Written request
Reproduce the records that follow in full, excluding any picture they contain.

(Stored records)
Begin

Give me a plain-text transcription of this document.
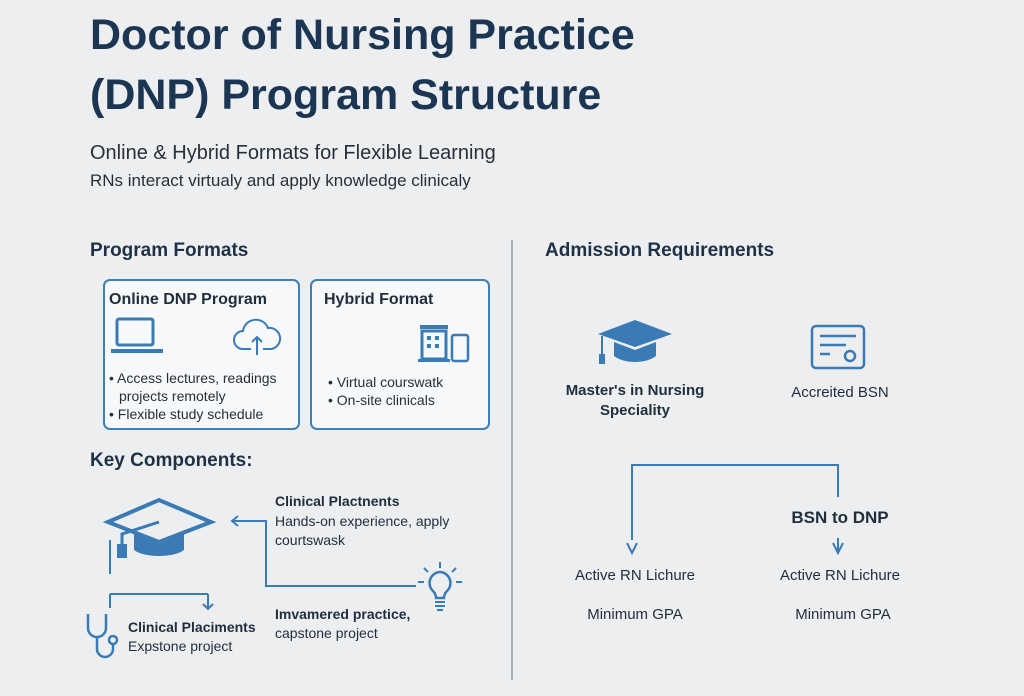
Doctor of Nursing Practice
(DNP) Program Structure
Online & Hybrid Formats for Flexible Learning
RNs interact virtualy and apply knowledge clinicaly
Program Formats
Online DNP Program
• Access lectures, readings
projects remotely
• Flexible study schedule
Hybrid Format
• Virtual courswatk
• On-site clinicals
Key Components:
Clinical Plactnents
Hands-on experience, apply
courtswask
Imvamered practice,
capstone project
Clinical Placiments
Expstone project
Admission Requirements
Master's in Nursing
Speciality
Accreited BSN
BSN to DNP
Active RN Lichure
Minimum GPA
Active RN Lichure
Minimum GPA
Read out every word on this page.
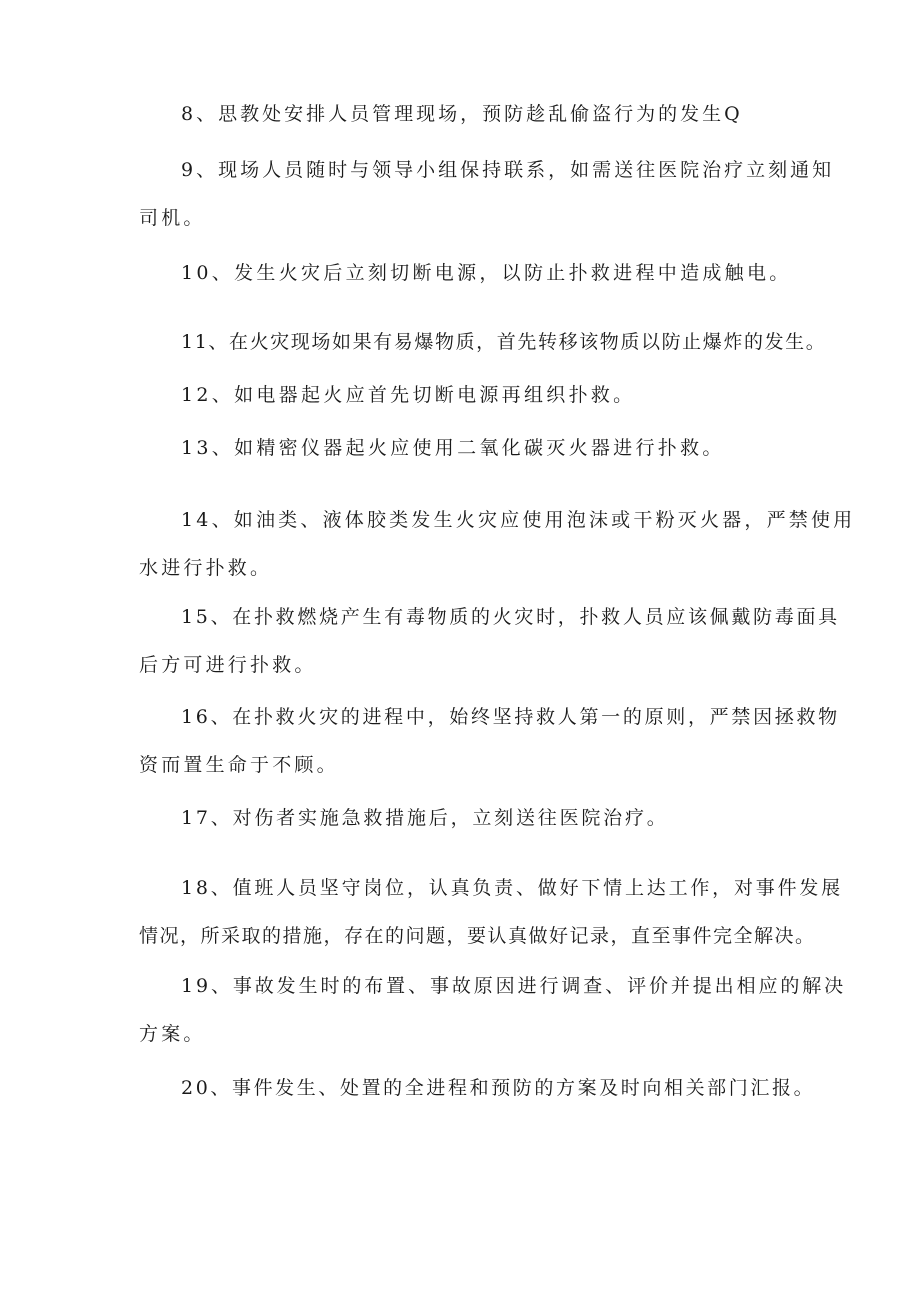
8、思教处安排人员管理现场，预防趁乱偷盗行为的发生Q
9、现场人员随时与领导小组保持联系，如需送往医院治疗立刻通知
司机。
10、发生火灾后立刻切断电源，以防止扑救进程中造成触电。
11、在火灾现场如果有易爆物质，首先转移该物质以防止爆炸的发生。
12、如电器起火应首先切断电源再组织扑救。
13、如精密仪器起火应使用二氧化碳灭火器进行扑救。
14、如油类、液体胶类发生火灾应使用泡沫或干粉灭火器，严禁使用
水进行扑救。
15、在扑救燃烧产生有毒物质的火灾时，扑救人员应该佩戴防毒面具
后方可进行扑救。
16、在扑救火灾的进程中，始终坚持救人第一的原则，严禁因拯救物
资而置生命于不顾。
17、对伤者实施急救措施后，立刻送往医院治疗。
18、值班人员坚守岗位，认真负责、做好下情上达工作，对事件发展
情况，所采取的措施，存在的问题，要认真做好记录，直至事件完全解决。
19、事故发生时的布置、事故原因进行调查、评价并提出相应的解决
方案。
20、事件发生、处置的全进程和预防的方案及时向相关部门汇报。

End

Full response
Give me a plain-text transcription of this document.
Doctor of Nursing Practice
(DNP) Program Structure
Online & Hybrid Formats for Flexible Learning
RNs interact virtualy and apply knowledge clinicaly
Program Formats
Online DNP Program
• Access lectures, readings
projects remotely
• Flexible study schedule
Hybrid Format
• Virtual courswatk
• On-site clinicals
Key Components:
Clinical Plactnents
Hands-on experience, apply
courtswask
Imvamered practice,
capstone project
Clinical Placiments
Expstone project
Admission Requirements
Master's in Nursing
Speciality
Accreited BSN
BSN to DNP
Active RN Lichure
Minimum GPA
Active RN Lichure
Minimum GPA
Read out every word on this page.
8、思教处安排人员管理现场，预防趁乱偷盗行为的发生Q
9、现场人员随时与领导小组保持联系，如需送往医院治疗立刻通知
司机。
10、发生火灾后立刻切断电源，以防止扑救进程中造成触电。
11、在火灾现场如果有易爆物质，首先转移该物质以防止爆炸的发生。
12、如电器起火应首先切断电源再组织扑救。
13、如精密仪器起火应使用二氧化碳灭火器进行扑救。
14、如油类、液体胶类发生火灾应使用泡沫或干粉灭火器，严禁使用
水进行扑救。
15、在扑救燃烧产生有毒物质的火灾时，扑救人员应该佩戴防毒面具
后方可进行扑救。
16、在扑救火灾的进程中，始终坚持救人第一的原则，严禁因拯救物
资而置生命于不顾。
17、对伤者实施急救措施后，立刻送往医院治疗。
18、值班人员坚守岗位，认真负责、做好下情上达工作，对事件发展
情况，所采取的措施，存在的问题，要认真做好记录，直至事件完全解决。
19、事故发生时的布置、事故原因进行调查、评价并提出相应的解决
方案。
20、事件发生、处置的全进程和预防的方案及时向相关部门汇报。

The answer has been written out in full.